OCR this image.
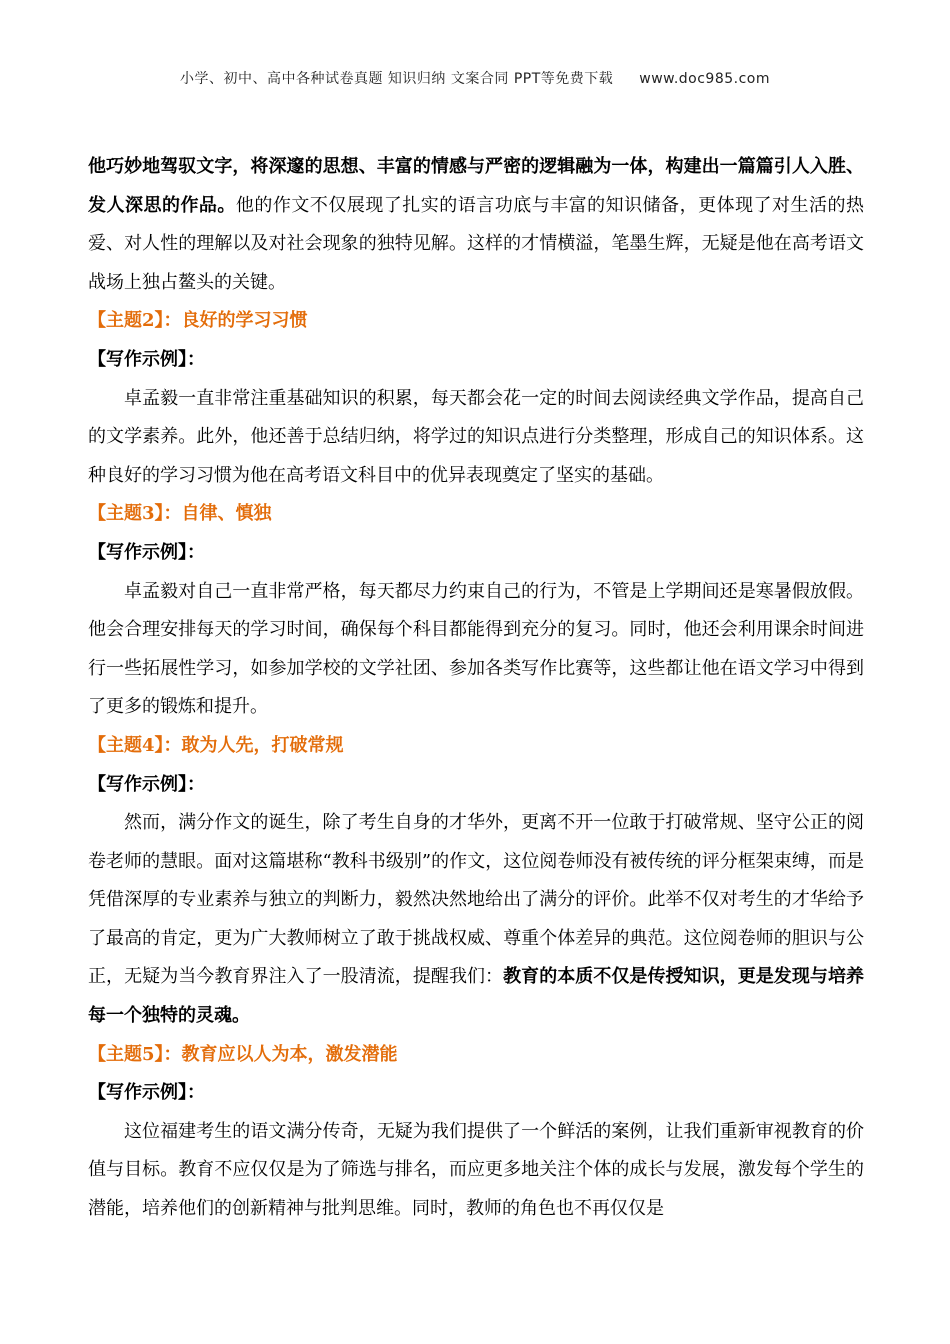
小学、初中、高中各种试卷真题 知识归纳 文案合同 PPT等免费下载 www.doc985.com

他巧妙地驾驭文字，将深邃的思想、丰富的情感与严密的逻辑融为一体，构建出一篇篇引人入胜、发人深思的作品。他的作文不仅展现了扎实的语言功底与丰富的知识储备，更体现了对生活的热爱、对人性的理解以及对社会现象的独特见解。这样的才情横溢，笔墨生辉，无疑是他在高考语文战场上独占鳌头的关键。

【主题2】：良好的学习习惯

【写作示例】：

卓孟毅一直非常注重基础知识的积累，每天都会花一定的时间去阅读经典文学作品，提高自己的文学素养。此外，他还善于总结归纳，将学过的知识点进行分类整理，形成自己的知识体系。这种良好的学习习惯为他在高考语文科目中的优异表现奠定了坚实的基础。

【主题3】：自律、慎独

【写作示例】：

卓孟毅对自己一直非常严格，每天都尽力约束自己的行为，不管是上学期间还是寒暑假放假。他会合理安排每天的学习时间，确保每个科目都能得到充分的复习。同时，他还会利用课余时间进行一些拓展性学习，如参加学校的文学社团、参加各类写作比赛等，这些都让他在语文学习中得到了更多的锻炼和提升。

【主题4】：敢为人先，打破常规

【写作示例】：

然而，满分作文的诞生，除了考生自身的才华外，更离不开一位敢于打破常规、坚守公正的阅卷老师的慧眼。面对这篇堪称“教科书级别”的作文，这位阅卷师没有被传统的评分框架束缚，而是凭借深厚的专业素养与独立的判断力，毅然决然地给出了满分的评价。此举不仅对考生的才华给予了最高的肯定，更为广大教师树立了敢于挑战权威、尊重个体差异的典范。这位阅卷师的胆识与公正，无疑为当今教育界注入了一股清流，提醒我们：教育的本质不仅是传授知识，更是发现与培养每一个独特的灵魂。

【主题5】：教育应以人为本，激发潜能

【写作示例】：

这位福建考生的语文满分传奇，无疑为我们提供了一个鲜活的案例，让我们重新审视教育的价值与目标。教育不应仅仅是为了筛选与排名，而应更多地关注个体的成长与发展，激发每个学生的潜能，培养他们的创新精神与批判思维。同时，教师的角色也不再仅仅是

----

## [The problem]
Your task is to reproduce all of the material exactly. The pictures stay out.

## [Expected answer]
OCR this image.
小学、初中、高中各种试卷真题 知识归纳 文案合同 PPT等免费下载 www.doc985.com

他巧妙地驾驭文字，将深邃的思想、丰富的情感与严密的逻辑融为一体，构建出一篇篇引人入胜、发人深思的作品。他的作文不仅展现了扎实的语言功底与丰富的知识储备，更体现了对生活的热爱、对人性的理解以及对社会现象的独特见解。这样的才情横溢，笔墨生辉，无疑是他在高考语文战场上独占鳌头的关键。

【主题2】：良好的学习习惯

【写作示例】：

卓孟毅一直非常注重基础知识的积累，每天都会花一定的时间去阅读经典文学作品，提高自己的文学素养。此外，他还善于总结归纳，将学过的知识点进行分类整理，形成自己的知识体系。这种良好的学习习惯为他在高考语文科目中的优异表现奠定了坚实的基础。

【主题3】：自律、慎独

【写作示例】：

卓孟毅对自己一直非常严格，每天都尽力约束自己的行为，不管是上学期间还是寒暑假放假。他会合理安排每天的学习时间，确保每个科目都能得到充分的复习。同时，他还会利用课余时间进行一些拓展性学习，如参加学校的文学社团、参加各类写作比赛等，这些都让他在语文学习中得到了更多的锻炼和提升。

【主题4】：敢为人先，打破常规

【写作示例】：

然而，满分作文的诞生，除了考生自身的才华外，更离不开一位敢于打破常规、坚守公正的阅卷老师的慧眼。面对这篇堪称“教科书级别”的作文，这位阅卷师没有被传统的评分框架束缚，而是凭借深厚的专业素养与独立的判断力，毅然决然地给出了满分的评价。此举不仅对考生的才华给予了最高的肯定，更为广大教师树立了敢于挑战权威、尊重个体差异的典范。这位阅卷师的胆识与公正，无疑为当今教育界注入了一股清流，提醒我们：教育的本质不仅是传授知识，更是发现与培养每一个独特的灵魂。

【主题5】：教育应以人为本，激发潜能

【写作示例】：

这位福建考生的语文满分传奇，无疑为我们提供了一个鲜活的案例，让我们重新审视教育的价值与目标。教育不应仅仅是为了筛选与排名，而应更多地关注个体的成长与发展，激发每个学生的潜能，培养他们的创新精神与批判思维。同时，教师的角色也不再仅仅是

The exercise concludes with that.